» GOAL: Can you transcribe every line exactly and leave the pictures behind?

(Data entries)
○ ○ ○
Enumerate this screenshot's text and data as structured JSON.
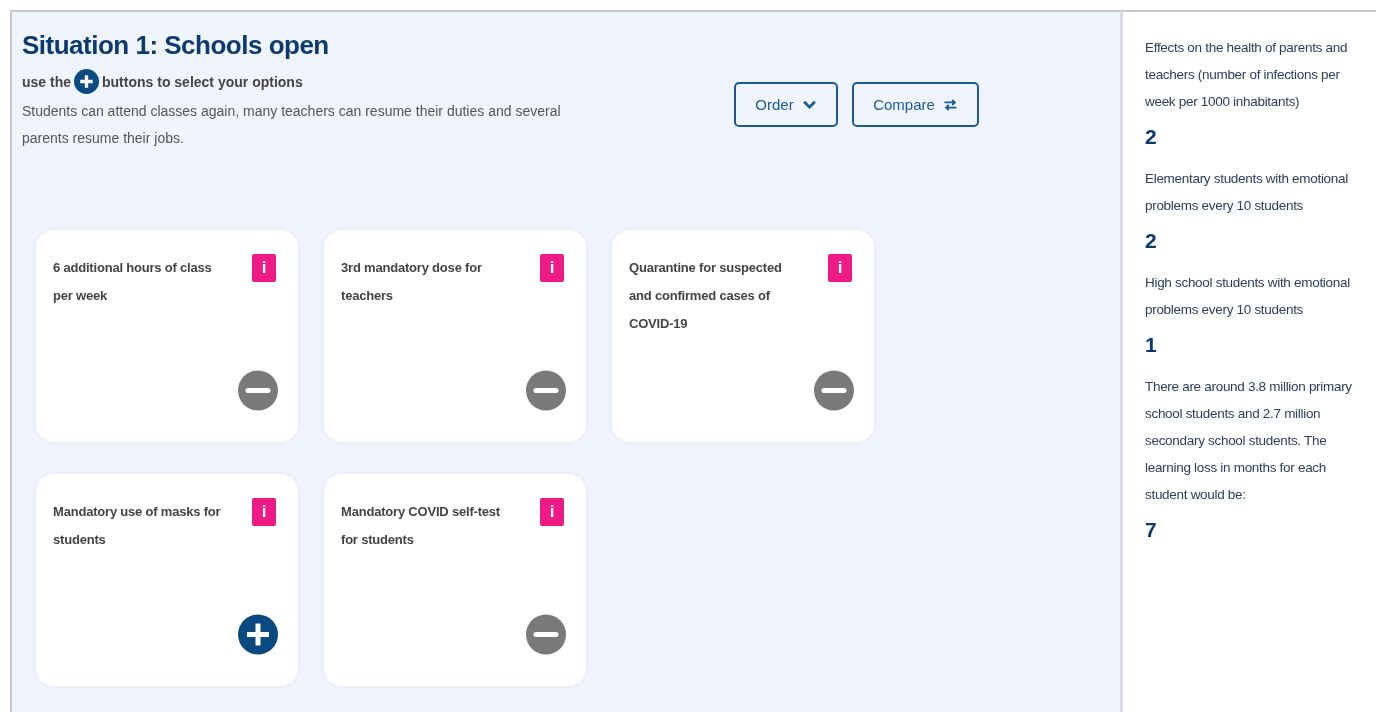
{
  "title": "Situation 1: Schools open",
  "instruction": {
    "before": "use the",
    "after": "buttons  to select your options"
  },
  "description": "Students can attend classes again, many teachers can resume their duties and several parents resume their jobs.",
  "buttons": [
    {
      "label": "Order",
      "kind": "dropdown"
    },
    {
      "label": "Compare",
      "kind": "compare"
    }
  ],
  "cards": [
    {
      "label": "6 additional hours of class per week",
      "info": "i",
      "selected": true
    },
    {
      "label": "3rd mandatory dose for teachers",
      "info": "i",
      "selected": true
    },
    {
      "label": "Quarantine for suspected and confirmed cases of COVID-19",
      "info": "i",
      "selected": true
    },
    {
      "label": "Mandatory use of masks for students",
      "info": "i",
      "selected": false
    },
    {
      "label": "Mandatory COVID self-test for students",
      "info": "i",
      "selected": true
    }
  ],
  "results": [
    {
      "label": "Effects on the health of parents and teachers (number of infections per week per 1000 inhabitants)",
      "value": "2"
    },
    {
      "label": "Elementary students with emotional problems every 10 students",
      "value": "2"
    },
    {
      "label": "High school students with emotional problems every 10 students",
      "value": "1"
    },
    {
      "label": "There are around 3.8 million primary school students and 2.7 million secondary school students. The learning loss in months for each student would be:",
      "value": "7"
    }
  ]
}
○ ○ ○
» OUTPUT:
Enumerate this screenshot's text and data as structured JSON.
{
  "title": "Situation 1: Schools open",
  "instruction": {
    "before": "use the",
    "after": "buttons  to select your options"
  },
  "description": "Students can attend classes again, many teachers can resume their duties and several parents resume their jobs.",
  "buttons": [
    {
      "label": "Order",
      "kind": "dropdown"
    },
    {
      "label": "Compare",
      "kind": "compare"
    }
  ],
  "cards": [
    {
      "label": "6 additional hours of class per week",
      "info": "i",
      "selected": true
    },
    {
      "label": "3rd mandatory dose for teachers",
      "info": "i",
      "selected": true
    },
    {
      "label": "Quarantine for suspected and confirmed cases of COVID-19",
      "info": "i",
      "selected": true
    },
    {
      "label": "Mandatory use of masks for students",
      "info": "i",
      "selected": false
    },
    {
      "label": "Mandatory COVID self-test for students",
      "info": "i",
      "selected": true
    }
  ],
  "results": [
    {
      "label": "Effects on the health of parents and teachers (number of infections per week per 1000 inhabitants)",
      "value": "2"
    },
    {
      "label": "Elementary students with emotional problems every 10 students",
      "value": "2"
    },
    {
      "label": "High school students with emotional problems every 10 students",
      "value": "1"
    },
    {
      "label": "There are around 3.8 million primary school students and 2.7 million secondary school students. The learning loss in months for each student would be:",
      "value": "7"
    }
  ]
}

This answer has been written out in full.